Give the part of the listing that runs from its first line through the line containing "echo-point — [334, 211, 340, 215]" as a JSON list of strings, one per line, omitting blank lines.
:::::
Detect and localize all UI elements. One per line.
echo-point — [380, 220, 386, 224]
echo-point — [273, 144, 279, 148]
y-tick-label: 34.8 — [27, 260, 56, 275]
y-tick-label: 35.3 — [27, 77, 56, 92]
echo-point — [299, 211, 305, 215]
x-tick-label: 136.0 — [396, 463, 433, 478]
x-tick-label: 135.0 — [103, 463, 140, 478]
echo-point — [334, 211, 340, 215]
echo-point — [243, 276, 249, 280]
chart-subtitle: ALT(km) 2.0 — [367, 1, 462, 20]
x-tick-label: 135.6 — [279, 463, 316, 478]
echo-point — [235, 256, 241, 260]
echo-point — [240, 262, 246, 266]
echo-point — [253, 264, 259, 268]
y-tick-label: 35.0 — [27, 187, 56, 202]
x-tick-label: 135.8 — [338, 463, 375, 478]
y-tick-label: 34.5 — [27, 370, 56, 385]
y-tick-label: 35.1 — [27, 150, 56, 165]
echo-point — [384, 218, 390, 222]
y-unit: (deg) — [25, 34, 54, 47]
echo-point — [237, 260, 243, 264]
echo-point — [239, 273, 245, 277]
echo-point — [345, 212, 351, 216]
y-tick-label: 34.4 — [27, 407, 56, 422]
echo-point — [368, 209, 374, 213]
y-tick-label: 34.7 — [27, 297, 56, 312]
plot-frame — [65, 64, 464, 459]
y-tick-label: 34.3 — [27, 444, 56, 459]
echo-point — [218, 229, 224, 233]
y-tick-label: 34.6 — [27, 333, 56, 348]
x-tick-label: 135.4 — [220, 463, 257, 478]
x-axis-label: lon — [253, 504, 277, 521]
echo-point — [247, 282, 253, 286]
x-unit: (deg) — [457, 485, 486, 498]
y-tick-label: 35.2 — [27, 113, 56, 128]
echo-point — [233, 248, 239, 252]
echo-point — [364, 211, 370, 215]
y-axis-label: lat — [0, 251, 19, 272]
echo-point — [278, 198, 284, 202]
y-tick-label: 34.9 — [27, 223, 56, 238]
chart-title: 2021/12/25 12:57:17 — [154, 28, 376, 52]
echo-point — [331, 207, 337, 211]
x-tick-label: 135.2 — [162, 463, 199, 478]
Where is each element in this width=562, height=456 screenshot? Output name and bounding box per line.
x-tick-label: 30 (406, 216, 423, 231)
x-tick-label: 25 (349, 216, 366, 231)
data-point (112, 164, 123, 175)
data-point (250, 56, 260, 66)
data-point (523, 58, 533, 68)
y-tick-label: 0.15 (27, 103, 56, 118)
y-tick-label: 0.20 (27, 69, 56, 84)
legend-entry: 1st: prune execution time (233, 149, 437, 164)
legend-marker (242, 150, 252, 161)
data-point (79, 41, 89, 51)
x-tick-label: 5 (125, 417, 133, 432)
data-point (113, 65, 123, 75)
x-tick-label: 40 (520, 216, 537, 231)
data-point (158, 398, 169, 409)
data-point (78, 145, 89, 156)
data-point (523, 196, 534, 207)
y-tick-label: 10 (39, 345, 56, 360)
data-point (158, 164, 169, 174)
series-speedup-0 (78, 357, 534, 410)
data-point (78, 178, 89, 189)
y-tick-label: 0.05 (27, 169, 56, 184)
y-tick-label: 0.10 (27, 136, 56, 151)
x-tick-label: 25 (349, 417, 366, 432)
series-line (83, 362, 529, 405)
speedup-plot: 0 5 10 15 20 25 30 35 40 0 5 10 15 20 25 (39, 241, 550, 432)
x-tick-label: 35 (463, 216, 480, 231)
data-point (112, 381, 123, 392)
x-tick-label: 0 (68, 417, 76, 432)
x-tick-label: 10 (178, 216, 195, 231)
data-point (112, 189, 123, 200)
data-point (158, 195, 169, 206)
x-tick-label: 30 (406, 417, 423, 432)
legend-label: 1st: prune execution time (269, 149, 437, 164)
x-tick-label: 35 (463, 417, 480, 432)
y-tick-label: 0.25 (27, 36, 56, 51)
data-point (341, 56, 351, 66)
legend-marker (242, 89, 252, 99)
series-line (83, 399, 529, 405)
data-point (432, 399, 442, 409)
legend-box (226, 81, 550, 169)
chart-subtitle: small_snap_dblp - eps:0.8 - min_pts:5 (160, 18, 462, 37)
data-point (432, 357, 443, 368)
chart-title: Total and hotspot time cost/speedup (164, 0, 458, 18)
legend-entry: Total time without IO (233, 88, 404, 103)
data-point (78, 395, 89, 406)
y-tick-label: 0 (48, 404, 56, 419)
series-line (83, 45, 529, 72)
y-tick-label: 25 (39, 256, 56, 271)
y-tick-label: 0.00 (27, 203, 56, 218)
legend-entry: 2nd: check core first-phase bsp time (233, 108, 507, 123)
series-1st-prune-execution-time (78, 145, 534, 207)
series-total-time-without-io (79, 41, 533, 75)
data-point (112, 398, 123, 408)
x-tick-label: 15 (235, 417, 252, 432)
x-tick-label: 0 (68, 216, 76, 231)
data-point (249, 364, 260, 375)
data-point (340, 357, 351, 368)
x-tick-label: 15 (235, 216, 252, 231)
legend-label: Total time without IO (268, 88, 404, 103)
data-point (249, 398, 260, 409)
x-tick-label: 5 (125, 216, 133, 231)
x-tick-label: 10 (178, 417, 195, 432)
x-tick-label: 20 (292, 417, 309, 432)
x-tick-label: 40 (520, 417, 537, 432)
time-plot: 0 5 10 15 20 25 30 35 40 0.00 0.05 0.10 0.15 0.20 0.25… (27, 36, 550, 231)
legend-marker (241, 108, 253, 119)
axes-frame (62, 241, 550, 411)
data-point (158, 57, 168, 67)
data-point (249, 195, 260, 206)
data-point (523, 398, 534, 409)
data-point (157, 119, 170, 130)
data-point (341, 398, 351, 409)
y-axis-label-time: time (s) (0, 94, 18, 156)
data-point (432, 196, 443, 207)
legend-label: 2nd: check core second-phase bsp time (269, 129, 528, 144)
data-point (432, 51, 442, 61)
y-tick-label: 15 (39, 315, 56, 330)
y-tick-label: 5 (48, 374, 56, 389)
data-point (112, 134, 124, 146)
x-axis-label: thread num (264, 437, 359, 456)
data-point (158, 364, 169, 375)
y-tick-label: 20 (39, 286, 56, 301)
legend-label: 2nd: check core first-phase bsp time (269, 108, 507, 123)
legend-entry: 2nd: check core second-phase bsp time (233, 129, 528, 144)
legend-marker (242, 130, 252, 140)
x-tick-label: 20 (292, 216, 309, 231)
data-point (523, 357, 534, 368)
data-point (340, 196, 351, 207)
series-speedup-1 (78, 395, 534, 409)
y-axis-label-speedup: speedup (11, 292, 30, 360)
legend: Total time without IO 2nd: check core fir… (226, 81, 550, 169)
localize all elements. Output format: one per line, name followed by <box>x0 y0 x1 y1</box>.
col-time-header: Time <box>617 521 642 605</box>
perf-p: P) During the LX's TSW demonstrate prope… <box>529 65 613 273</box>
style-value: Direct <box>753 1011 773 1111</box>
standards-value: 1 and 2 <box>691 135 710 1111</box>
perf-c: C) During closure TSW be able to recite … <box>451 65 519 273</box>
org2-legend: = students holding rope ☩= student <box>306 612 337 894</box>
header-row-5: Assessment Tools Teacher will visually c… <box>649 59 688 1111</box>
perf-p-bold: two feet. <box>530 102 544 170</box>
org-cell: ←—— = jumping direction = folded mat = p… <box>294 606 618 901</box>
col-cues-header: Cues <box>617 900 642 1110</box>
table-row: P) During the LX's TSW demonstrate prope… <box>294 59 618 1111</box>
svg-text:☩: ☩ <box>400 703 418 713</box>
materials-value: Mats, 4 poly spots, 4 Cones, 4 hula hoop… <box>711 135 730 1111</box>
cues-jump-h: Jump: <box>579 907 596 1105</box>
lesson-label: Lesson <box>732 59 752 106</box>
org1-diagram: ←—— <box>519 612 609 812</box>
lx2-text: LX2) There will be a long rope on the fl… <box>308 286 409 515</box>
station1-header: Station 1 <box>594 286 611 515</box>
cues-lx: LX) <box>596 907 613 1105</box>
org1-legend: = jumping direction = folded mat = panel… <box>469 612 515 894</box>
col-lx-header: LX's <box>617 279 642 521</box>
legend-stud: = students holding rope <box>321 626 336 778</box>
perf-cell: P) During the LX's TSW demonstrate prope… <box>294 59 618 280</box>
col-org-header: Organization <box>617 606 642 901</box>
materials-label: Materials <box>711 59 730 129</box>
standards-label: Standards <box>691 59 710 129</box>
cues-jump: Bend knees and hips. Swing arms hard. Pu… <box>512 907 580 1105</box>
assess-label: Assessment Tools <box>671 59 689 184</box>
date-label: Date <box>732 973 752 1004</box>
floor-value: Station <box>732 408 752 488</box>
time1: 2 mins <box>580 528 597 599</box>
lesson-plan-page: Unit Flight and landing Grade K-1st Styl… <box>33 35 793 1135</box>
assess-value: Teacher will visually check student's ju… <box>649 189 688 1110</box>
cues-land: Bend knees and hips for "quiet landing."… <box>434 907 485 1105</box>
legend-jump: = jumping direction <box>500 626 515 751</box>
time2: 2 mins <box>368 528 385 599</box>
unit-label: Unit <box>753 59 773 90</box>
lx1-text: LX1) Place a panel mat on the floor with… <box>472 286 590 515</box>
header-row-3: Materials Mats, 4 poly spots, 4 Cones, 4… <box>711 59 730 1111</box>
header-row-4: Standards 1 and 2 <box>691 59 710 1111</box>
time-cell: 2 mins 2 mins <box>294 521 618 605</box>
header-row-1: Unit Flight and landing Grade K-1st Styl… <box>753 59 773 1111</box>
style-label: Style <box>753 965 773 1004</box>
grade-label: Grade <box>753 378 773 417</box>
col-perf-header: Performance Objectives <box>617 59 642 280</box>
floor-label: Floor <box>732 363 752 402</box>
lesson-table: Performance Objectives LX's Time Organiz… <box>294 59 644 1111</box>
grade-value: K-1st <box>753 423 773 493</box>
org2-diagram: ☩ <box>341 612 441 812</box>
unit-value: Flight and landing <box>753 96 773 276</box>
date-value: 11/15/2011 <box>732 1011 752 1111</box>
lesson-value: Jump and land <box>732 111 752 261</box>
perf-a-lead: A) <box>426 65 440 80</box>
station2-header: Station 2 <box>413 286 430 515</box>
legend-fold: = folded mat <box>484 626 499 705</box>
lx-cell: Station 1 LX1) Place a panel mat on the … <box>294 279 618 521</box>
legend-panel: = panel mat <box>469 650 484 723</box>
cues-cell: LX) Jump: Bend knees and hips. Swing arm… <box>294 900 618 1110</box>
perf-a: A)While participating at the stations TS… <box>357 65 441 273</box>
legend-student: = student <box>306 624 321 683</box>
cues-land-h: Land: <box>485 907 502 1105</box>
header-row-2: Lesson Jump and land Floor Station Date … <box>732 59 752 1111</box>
:::::
Task response:
[
  "Detect and localize all UI elements. One per line.",
  "echo-point — [380, 220, 386, 224]",
  "echo-point — [273, 144, 279, 148]",
  "y-tick-label: 34.8 — [27, 260, 56, 275]",
  "y-tick-label: 35.3 — [27, 77, 56, 92]",
  "echo-point — [299, 211, 305, 215]",
  "x-tick-label: 136.0 — [396, 463, 433, 478]",
  "x-tick-label: 135.0 — [103, 463, 140, 478]",
  "echo-point — [334, 211, 340, 215]"
]